_Given problem_. Below are some records; repeat them all exactly, minus the pictures.

[START OF Data for the task]

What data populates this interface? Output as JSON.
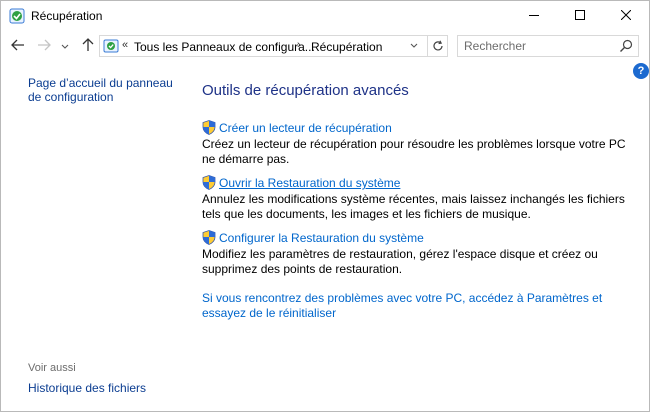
{
  "window": {
    "title": "Récupération",
    "icon": "recovery-control-panel-icon"
  },
  "navigation": {
    "breadcrumb_prefix": "«",
    "breadcrumb_root": "Tous les Panneaux de configura...",
    "breadcrumb_separator": "›",
    "breadcrumb_current": "Récupération",
    "search_placeholder": "Rechercher"
  },
  "left_pane": {
    "home_link": "Page d’accueil du panneau de configuration",
    "see_also_label": "Voir aussi",
    "see_also_items": [
      "Historique des fichiers"
    ]
  },
  "main": {
    "title": "Outils de récupération avancés",
    "tasks": [
      {
        "label": "Créer un lecteur de récupération",
        "description": "Créez un lecteur de récupération pour résoudre les problèmes lorsque votre PC ne démarre pas.",
        "icon": "uac-shield-icon"
      },
      {
        "label": "Ouvrir la Restauration du système",
        "description": "Annulez les modifications système récentes, mais laissez inchangés les fichiers tels que les documents, les images et les fichiers de musique.",
        "icon": "uac-shield-icon",
        "hovered": true
      },
      {
        "label": "Configurer la Restauration du système",
        "description": "Modifiez les paramètres de restauration, gérez l'espace disque et créez ou supprimez des points de restauration.",
        "icon": "uac-shield-icon"
      }
    ],
    "reset_link": "Si vous rencontrez des problèmes avec votre PC, accédez à Paramètres et essayez de le réinitialiser"
  },
  "colors": {
    "link": "#0066cc",
    "title": "#1e3287",
    "nav_link": "#0b3d91",
    "help": "#1c6ad0"
  }
}
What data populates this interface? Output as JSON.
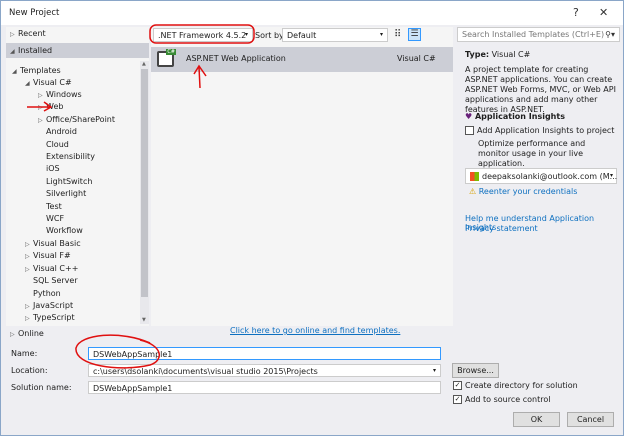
{
  "window": {
    "title": "New Project",
    "help": "?",
    "close": "✕"
  },
  "tree": {
    "recent": "Recent",
    "installed": "Installed",
    "online": "Online",
    "templates": "Templates",
    "visual_cs": "Visual C#",
    "cs_children": [
      "Windows",
      "Web",
      "Office/SharePoint",
      "Android",
      "Cloud",
      "Extensibility",
      "iOS",
      "LightSwitch",
      "Silverlight",
      "Test",
      "WCF",
      "Workflow"
    ],
    "languages": [
      "Visual Basic",
      "Visual F#",
      "Visual C++",
      "SQL Server",
      "Python",
      "JavaScript",
      "TypeScript"
    ]
  },
  "toolbar": {
    "framework": ".NET Framework 4.5.2",
    "sort_label": "Sort by:",
    "sort_value": "Default",
    "search_placeholder": "Search Installed Templates (Ctrl+E)"
  },
  "templates": [
    {
      "name": "ASP.NET Web Application",
      "lang": "Visual C#"
    }
  ],
  "online_link": "Click here to go online and find templates.",
  "details": {
    "type_label": "Type:",
    "type_value": "Visual C#",
    "description": "A project template for creating ASP.NET applications. You can create ASP.NET Web Forms, MVC,  or Web API applications and add many other features in ASP.NET.",
    "insights_title": "Application Insights",
    "insights_checkbox": "Add Application Insights to project",
    "insights_desc": "Optimize performance and monitor usage in your live application.",
    "account": "deepaksolanki@outlook.com (M...",
    "reenter": "Reenter your credentials",
    "help_link": "Help me understand Application Insights",
    "privacy_link": "Privacy statement"
  },
  "form": {
    "name_label": "Name:",
    "name_value": "DSWebAppSample1",
    "location_label": "Location:",
    "location_value": "c:\\users\\dsolanki\\documents\\visual studio 2015\\Projects",
    "solution_label": "Solution name:",
    "solution_value": "DSWebAppSample1",
    "browse": "Browse...",
    "create_dir": "Create directory for solution",
    "source_control": "Add to source control",
    "ok": "OK",
    "cancel": "Cancel"
  },
  "colors": {
    "annotation": "#e01010",
    "selected": "#ccced6",
    "link": "#0e70c0"
  }
}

[END OF Data for the task]

_Response_.
What data populates this interface? Output as JSON.
{
  "window": {
    "title": "Récupération",
    "icon": "recovery-control-panel-icon"
  },
  "navigation": {
    "breadcrumb_prefix": "«",
    "breadcrumb_root": "Tous les Panneaux de configura...",
    "breadcrumb_separator": "›",
    "breadcrumb_current": "Récupération",
    "search_placeholder": "Rechercher"
  },
  "left_pane": {
    "home_link": "Page d’accueil du panneau de configuration",
    "see_also_label": "Voir aussi",
    "see_also_items": [
      "Historique des fichiers"
    ]
  },
  "main": {
    "title": "Outils de récupération avancés",
    "tasks": [
      {
        "label": "Créer un lecteur de récupération",
        "description": "Créez un lecteur de récupération pour résoudre les problèmes lorsque votre PC ne démarre pas.",
        "icon": "uac-shield-icon"
      },
      {
        "label": "Ouvrir la Restauration du système",
        "description": "Annulez les modifications système récentes, mais laissez inchangés les fichiers tels que les documents, les images et les fichiers de musique.",
        "icon": "uac-shield-icon",
        "hovered": true
      },
      {
        "label": "Configurer la Restauration du système",
        "description": "Modifiez les paramètres de restauration, gérez l'espace disque et créez ou supprimez des points de restauration.",
        "icon": "uac-shield-icon"
      }
    ],
    "reset_link": "Si vous rencontrez des problèmes avec votre PC, accédez à Paramètres et essayez de le réinitialiser"
  },
  "colors": {
    "link": "#0066cc",
    "title": "#1e3287",
    "nav_link": "#0b3d91",
    "help": "#1c6ad0"
  }
}
What data populates this interface? Output as JSON.
{
  "window": {
    "title": "New Project",
    "help": "?",
    "close": "✕"
  },
  "tree": {
    "recent": "Recent",
    "installed": "Installed",
    "online": "Online",
    "templates": "Templates",
    "visual_cs": "Visual C#",
    "cs_children": [
      "Windows",
      "Web",
      "Office/SharePoint",
      "Android",
      "Cloud",
      "Extensibility",
      "iOS",
      "LightSwitch",
      "Silverlight",
      "Test",
      "WCF",
      "Workflow"
    ],
    "languages": [
      "Visual Basic",
      "Visual F#",
      "Visual C++",
      "SQL Server",
      "Python",
      "JavaScript",
      "TypeScript"
    ]
  },
  "toolbar": {
    "framework": ".NET Framework 4.5.2",
    "sort_label": "Sort by:",
    "sort_value": "Default",
    "search_placeholder": "Search Installed Templates (Ctrl+E)"
  },
  "templates": [
    {
      "name": "ASP.NET Web Application",
      "lang": "Visual C#"
    }
  ],
  "online_link": "Click here to go online and find templates.",
  "details": {
    "type_label": "Type:",
    "type_value": "Visual C#",
    "description": "A project template for creating ASP.NET applications. You can create ASP.NET Web Forms, MVC,  or Web API applications and add many other features in ASP.NET.",
    "insights_title": "Application Insights",
    "insights_checkbox": "Add Application Insights to project",
    "insights_desc": "Optimize performance and monitor usage in your live application.",
    "account": "deepaksolanki@outlook.com (M...",
    "reenter": "Reenter your credentials",
    "help_link": "Help me understand Application Insights",
    "privacy_link": "Privacy statement"
  },
  "form": {
    "name_label": "Name:",
    "name_value": "DSWebAppSample1",
    "location_label": "Location:",
    "location_value": "c:\\users\\dsolanki\\documents\\visual studio 2015\\Projects",
    "solution_label": "Solution name:",
    "solution_value": "DSWebAppSample1",
    "browse": "Browse...",
    "create_dir": "Create directory for solution",
    "source_control": "Add to source control",
    "ok": "OK",
    "cancel": "Cancel"
  },
  "colors": {
    "annotation": "#e01010",
    "selected": "#ccced6",
    "link": "#0e70c0"
  }
}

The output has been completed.